*AIM*
Every line with the string "image" should be gathered.

# START OF DATASET EXCERPTS

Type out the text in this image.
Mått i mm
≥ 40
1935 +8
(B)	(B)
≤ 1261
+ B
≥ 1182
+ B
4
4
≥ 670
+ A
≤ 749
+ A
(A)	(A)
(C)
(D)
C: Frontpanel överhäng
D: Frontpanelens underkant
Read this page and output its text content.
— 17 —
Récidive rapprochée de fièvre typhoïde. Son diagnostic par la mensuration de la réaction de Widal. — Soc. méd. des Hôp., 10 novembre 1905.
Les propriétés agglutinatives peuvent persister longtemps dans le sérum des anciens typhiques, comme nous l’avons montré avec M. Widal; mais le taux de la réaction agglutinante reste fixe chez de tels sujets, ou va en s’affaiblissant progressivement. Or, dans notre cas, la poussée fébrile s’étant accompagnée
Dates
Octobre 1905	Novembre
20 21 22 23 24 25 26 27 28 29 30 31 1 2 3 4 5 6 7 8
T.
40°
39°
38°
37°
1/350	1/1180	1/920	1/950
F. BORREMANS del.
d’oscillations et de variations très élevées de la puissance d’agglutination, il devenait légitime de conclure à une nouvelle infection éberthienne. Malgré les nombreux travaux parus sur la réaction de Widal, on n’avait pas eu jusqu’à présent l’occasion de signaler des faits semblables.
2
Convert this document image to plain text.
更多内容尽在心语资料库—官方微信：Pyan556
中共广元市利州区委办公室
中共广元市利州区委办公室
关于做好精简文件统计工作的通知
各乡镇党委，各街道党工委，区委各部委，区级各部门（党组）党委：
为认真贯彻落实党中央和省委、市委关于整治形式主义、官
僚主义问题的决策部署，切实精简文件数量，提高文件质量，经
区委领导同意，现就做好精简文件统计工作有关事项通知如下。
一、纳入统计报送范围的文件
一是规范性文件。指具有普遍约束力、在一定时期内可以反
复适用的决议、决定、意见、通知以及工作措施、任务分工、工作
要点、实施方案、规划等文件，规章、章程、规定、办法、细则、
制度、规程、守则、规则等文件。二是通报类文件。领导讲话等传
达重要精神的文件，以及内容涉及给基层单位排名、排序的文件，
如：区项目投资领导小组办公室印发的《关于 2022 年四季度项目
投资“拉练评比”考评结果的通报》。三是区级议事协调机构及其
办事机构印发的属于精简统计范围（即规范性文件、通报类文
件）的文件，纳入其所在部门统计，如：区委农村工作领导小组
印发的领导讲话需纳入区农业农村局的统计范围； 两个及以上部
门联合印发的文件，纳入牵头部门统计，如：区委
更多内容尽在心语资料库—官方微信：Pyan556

# END OF DATASET EXCERPTS

*EXERCISE OUTPUT*
Type out the text in this image.
Convert this document image to plain text.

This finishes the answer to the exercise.